= Laurence Howarth =

Laurence Howarth is an English comic actor and writer. He has appeared in one episode each of the TV series Miranda (2009), After You've Gone (2007), Hyperdrive (2006), Blessed (2005), The Robinsons (2005), My Hero (2005) and Dark Ages (1999). He has also appeared in the radio comedy Bleak Expectations and written for TV to Go, the 2006 TV series of Dead Ringers, and for Alistair McGowan's Big Impression (1996).

He is one half of the double act Laurence & Gus, alongside fellow comedian and writer Gus Brown. Together they have made two series of comedy sketch shows for BBC Radio 4 - Laurence & Gus: Untold Stories (2004); Laurence & Gus: Men In Love (2006). In 2009, recording was completed for a series called Laurence & Gus: Hearts & Minds.

Howarth has also created two black comedies for BBC Radio 4. Rigor Mortis looks at the lives of pathologists working in a hospital mortuary, while Safety Catch is about a man who has drifted into arms-dealing without quite knowing why. Safety Catch is co-written with John Finnemore.

More recently, he has appeared as BBC Senior Technical Services Choreographer Adam Brady in the comedy W1A (2014-2017), and is a writer and actor portraying John McDonnell and other characters in Tracey Breaks The News.
──────────
» **PROBLEMS TO WORK ON**
#1 Answer these questions from the text on Laurence Howarth:
(a) Who co-wrote Safety Catch with Howarth?
(b) Which character does Howarth play in W1A?
(c) In what year did Laurence & Gus: Men In Love come out?
#2 The text on Laurence Howarth names TV series in which he appeared in one episode each. List every one of them.
──────────
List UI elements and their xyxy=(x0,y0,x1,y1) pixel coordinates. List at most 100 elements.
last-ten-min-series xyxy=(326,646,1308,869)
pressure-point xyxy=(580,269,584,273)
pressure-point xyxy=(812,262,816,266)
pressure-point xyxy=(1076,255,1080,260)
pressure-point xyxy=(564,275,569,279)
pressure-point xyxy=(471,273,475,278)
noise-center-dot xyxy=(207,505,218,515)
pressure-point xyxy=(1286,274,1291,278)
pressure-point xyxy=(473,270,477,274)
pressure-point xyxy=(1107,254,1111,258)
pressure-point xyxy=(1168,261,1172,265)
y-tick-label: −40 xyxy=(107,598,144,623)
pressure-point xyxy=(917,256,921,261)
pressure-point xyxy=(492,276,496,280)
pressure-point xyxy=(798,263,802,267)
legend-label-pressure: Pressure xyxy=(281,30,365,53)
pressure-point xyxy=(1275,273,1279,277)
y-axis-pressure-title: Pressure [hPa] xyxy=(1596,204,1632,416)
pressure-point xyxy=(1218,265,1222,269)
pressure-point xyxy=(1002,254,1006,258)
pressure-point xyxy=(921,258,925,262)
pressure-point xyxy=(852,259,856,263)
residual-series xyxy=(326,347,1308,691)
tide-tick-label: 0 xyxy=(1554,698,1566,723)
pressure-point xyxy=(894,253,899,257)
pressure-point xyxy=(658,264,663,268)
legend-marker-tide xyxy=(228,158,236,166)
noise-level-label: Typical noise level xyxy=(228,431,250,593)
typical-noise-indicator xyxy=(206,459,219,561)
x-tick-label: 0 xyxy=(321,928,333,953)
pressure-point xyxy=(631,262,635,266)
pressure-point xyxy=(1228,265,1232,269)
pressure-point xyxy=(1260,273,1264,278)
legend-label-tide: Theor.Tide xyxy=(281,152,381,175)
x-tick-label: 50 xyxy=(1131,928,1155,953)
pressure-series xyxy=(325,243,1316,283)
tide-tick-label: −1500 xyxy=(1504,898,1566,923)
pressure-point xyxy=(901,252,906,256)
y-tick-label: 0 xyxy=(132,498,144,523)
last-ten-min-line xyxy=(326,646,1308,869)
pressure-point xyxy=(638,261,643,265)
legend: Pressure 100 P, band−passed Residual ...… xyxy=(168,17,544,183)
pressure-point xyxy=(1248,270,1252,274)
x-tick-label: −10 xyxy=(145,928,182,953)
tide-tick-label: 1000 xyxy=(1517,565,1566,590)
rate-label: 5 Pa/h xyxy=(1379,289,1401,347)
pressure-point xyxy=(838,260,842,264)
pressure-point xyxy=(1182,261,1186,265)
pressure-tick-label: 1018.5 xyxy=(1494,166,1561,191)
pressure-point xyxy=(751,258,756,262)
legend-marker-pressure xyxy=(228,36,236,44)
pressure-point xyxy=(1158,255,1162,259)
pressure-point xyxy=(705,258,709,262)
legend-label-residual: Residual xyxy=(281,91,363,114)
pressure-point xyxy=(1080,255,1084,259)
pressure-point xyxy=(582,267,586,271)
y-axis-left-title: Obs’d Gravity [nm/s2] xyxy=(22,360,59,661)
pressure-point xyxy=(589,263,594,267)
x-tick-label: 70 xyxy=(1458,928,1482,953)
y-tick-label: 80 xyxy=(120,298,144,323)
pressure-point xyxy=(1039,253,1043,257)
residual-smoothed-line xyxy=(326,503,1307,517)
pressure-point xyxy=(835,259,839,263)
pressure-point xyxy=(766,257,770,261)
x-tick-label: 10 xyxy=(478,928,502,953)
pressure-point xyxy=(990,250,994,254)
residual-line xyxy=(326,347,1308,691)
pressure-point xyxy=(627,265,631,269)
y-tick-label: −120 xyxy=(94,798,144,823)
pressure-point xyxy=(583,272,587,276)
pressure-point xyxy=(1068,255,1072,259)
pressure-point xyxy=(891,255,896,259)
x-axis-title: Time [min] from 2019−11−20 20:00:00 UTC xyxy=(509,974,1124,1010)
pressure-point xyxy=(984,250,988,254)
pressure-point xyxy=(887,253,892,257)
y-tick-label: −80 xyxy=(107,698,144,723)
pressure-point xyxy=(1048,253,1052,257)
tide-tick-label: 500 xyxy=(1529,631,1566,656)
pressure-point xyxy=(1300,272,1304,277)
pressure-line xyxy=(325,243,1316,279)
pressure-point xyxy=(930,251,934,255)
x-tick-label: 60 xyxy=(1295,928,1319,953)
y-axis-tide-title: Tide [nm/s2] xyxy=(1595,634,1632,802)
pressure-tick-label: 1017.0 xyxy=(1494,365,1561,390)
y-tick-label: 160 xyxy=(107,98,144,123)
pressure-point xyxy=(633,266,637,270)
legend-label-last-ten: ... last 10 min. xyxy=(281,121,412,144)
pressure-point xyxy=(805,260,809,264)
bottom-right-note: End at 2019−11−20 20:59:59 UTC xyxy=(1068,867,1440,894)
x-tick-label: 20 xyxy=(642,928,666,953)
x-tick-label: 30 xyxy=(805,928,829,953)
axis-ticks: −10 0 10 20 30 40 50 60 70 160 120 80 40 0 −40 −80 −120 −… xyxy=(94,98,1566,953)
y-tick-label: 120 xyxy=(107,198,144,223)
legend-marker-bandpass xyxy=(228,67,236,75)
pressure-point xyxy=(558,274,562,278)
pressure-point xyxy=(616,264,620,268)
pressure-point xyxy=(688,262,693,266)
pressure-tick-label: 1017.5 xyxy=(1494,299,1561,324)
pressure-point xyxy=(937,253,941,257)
──────────
» **ANSWERS BY ITEM**
#1
(a) John Finnemore
(b) BBC Senior Technical Services Choreographer Adam Brady
(c) 2006

#2
Miranda (2009)
After You've Gone (2007)
Hyperdrive (2006)
Blessed (2005)
The Robinsons (2005)
My Hero (2005)
Dark Ages (1999)